Pick out every line of the entries below where "villor" occurs, and copy those lines.

○ ○ ○ ○ ○

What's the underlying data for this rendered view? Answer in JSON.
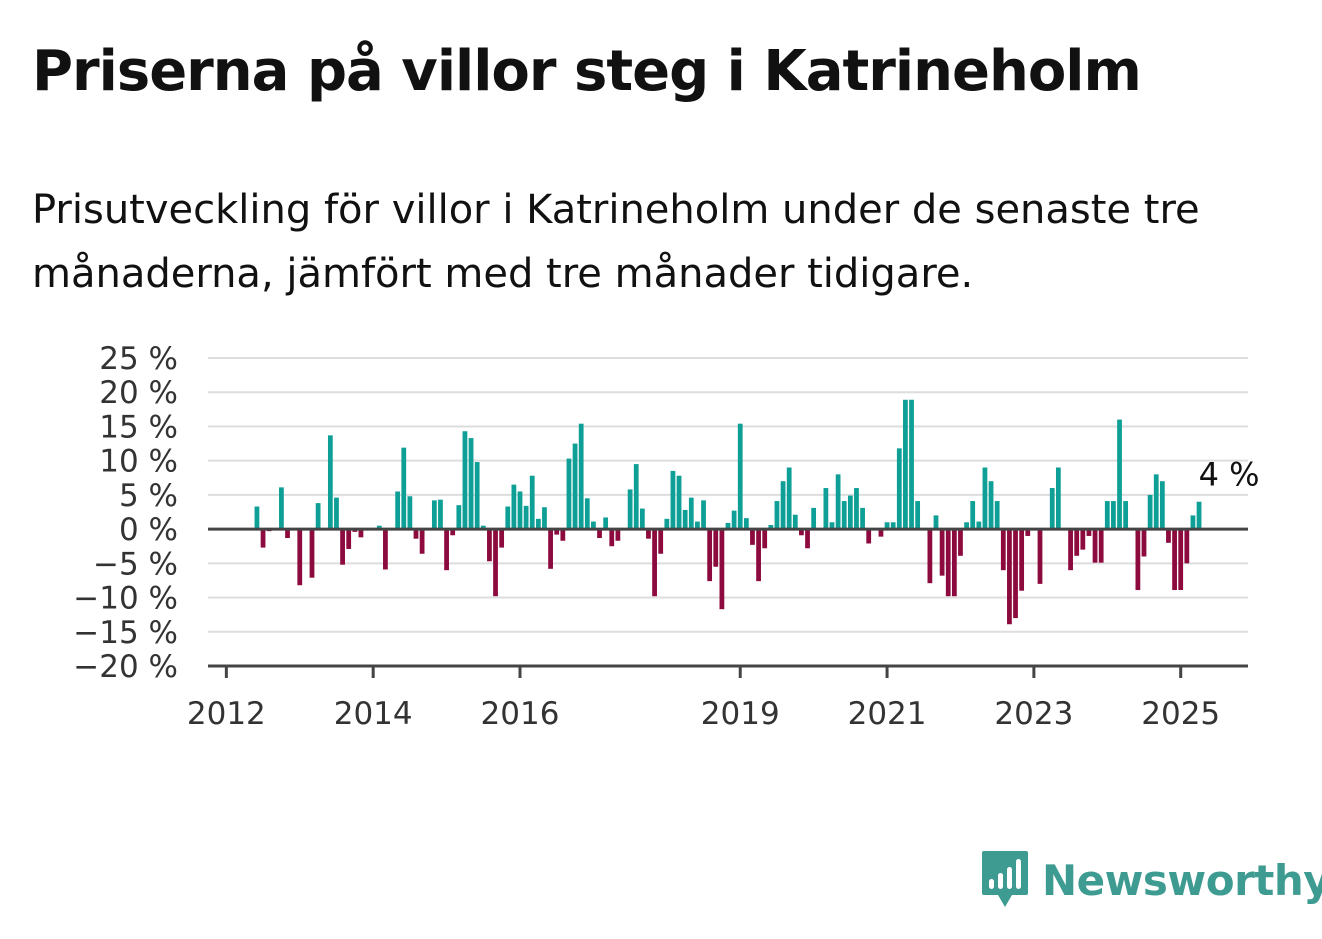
{
  "title": "Priserna på villor steg i Katrineholm",
  "subtitle": "Prisutveckling för villor i Katrineholm under de senaste tre månaderna, jämfört med tre månader tidigare.",
  "brand": {
    "name": "Newsworthy",
    "icon": "newsworthy-logo-icon",
    "color": "#3e9b91"
  },
  "colors": {
    "positive": "#0e9f96",
    "negative": "#8c0a3e",
    "grid": "#dddddd",
    "axis": "#444444"
  },
  "chart_data": {
    "type": "bar",
    "title": "",
    "xlabel": "",
    "ylabel": "",
    "ylim": [
      -20,
      25
    ],
    "y_ticks": [
      {
        "value": 25,
        "label": "25 %"
      },
      {
        "value": 20,
        "label": "20 %"
      },
      {
        "value": 15,
        "label": "15 %"
      },
      {
        "value": 10,
        "label": "10 %"
      },
      {
        "value": 5,
        "label": "5 %"
      },
      {
        "value": 0,
        "label": "0 %"
      },
      {
        "value": -5,
        "label": "−5 %"
      },
      {
        "value": -10,
        "label": "−10 %"
      },
      {
        "value": -15,
        "label": "−15 %"
      },
      {
        "value": -20,
        "label": "−20 %"
      }
    ],
    "x_domain": [
      "2011-10",
      "2025-12"
    ],
    "x_ticks": [
      "2012",
      "2014",
      "2016",
      "2019",
      "2021",
      "2023",
      "2025"
    ],
    "grid": true,
    "annotation": {
      "text": "4 %",
      "x": "2025-04"
    },
    "series": [
      {
        "x": [
          "2012-06",
          "2012-07",
          "2012-08",
          "2012-09",
          "2012-10",
          "2012-11",
          "2012-12",
          "2013-01",
          "2013-02",
          "2013-03",
          "2013-04",
          "2013-05",
          "2013-06",
          "2013-07",
          "2013-08",
          "2013-09",
          "2013-10",
          "2013-11",
          "2013-12",
          "2014-01",
          "2014-02",
          "2014-03",
          "2014-04",
          "2014-05",
          "2014-06",
          "2014-07",
          "2014-08",
          "2014-09",
          "2014-10",
          "2014-11",
          "2014-12",
          "2015-01",
          "2015-02",
          "2015-03",
          "2015-04",
          "2015-05",
          "2015-06",
          "2015-07",
          "2015-08",
          "2015-09",
          "2015-10",
          "2015-11",
          "2015-12",
          "2016-01",
          "2016-02",
          "2016-03",
          "2016-04",
          "2016-05",
          "2016-06",
          "2016-07",
          "2016-08",
          "2016-09",
          "2016-10",
          "2016-11",
          "2016-12",
          "2017-01",
          "2017-02",
          "2017-03",
          "2017-04",
          "2017-05",
          "2017-06",
          "2017-07",
          "2017-08",
          "2017-09",
          "2017-10",
          "2017-11",
          "2017-12",
          "2018-01",
          "2018-02",
          "2018-03",
          "2018-04",
          "2018-05",
          "2018-06",
          "2018-07",
          "2018-08",
          "2018-09",
          "2018-10",
          "2018-11",
          "2018-12",
          "2019-01",
          "2019-02",
          "2019-03",
          "2019-04",
          "2019-05",
          "2019-06",
          "2019-07",
          "2019-08",
          "2019-09",
          "2019-10",
          "2019-11",
          "2019-12",
          "2020-01",
          "2020-02",
          "2020-03",
          "2020-04",
          "2020-05",
          "2020-06",
          "2020-07",
          "2020-08",
          "2020-09",
          "2020-10",
          "2020-11",
          "2020-12",
          "2021-01",
          "2021-02",
          "2021-03",
          "2021-04",
          "2021-05",
          "2021-06",
          "2021-07",
          "2021-08",
          "2021-09",
          "2021-10",
          "2021-11",
          "2021-12",
          "2022-01",
          "2022-02",
          "2022-03",
          "2022-04",
          "2022-05",
          "2022-06",
          "2022-07",
          "2022-08",
          "2022-09",
          "2022-10",
          "2022-11",
          "2022-12",
          "2023-01",
          "2023-02",
          "2023-03",
          "2023-04",
          "2023-05",
          "2023-06",
          "2023-07",
          "2023-08",
          "2023-09",
          "2023-10",
          "2023-11",
          "2023-12",
          "2024-01",
          "2024-02",
          "2024-03",
          "2024-04",
          "2024-05",
          "2024-06",
          "2024-07",
          "2024-08",
          "2024-09",
          "2024-10",
          "2024-11",
          "2024-12",
          "2025-01",
          "2025-02",
          "2025-03",
          "2025-04"
        ],
        "values": [
          3.3,
          -2.7,
          -0.3,
          -0.2,
          6.1,
          -1.3,
          -0.1,
          -8.2,
          -0.2,
          -7.1,
          3.8,
          -0.2,
          13.7,
          4.6,
          -5.2,
          -2.9,
          -0.4,
          -1.2,
          -0.1,
          0,
          0.5,
          -5.9,
          -0.2,
          5.5,
          11.9,
          4.8,
          -1.4,
          -3.6,
          -0.1,
          4.2,
          4.3,
          -6.0,
          -0.9,
          3.5,
          14.3,
          13.3,
          9.8,
          0.5,
          -4.7,
          -9.8,
          -2.7,
          3.3,
          6.5,
          5.5,
          3.4,
          7.8,
          1.5,
          3.2,
          -5.8,
          -0.8,
          -1.7,
          10.3,
          12.5,
          15.4,
          4.5,
          1.1,
          -1.3,
          1.7,
          -2.5,
          -1.7,
          -0.1,
          5.8,
          9.5,
          3.0,
          -1.4,
          -9.8,
          -3.6,
          1.5,
          8.5,
          7.8,
          2.8,
          4.6,
          1.1,
          4.2,
          -7.6,
          -5.5,
          -11.7,
          0.9,
          2.7,
          15.4,
          1.6,
          -2.3,
          -7.6,
          -2.8,
          0.6,
          4.1,
          7.0,
          9.0,
          2.1,
          -0.9,
          -2.8,
          3.1,
          -0.1,
          6.0,
          1.0,
          8.0,
          4.1,
          4.9,
          6.0,
          3.1,
          -2.1,
          -0.1,
          -1.1,
          1.0,
          1.0,
          11.8,
          18.9,
          18.9,
          4.1,
          0,
          -7.9,
          2.0,
          -6.8,
          -9.8,
          -9.8,
          -3.9,
          1.0,
          4.1,
          1.1,
          9.0,
          7.0,
          4.1,
          -6.0,
          -13.9,
          -13.0,
          -9.0,
          -1.0,
          0,
          -8.0,
          0,
          6.0,
          9.0,
          0,
          -6.0,
          -3.9,
          -3.0,
          -1.0,
          -4.9,
          -4.9,
          4.1,
          4.1,
          16.0,
          4.1,
          0,
          -8.9,
          -4.0,
          5.0,
          8.0,
          7.0,
          -2.0,
          -8.9,
          -8.9,
          -5.0,
          2.0,
          4.0
        ]
      }
    ]
  }
}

○ ○ ○ ○ ○

Exercise output →
  "title": "Priserna på villor steg i Katrineholm",
  "subtitle": "Prisutveckling för villor i Katrineholm under de senaste tre månaderna, jämfört med tre månader tidigare.",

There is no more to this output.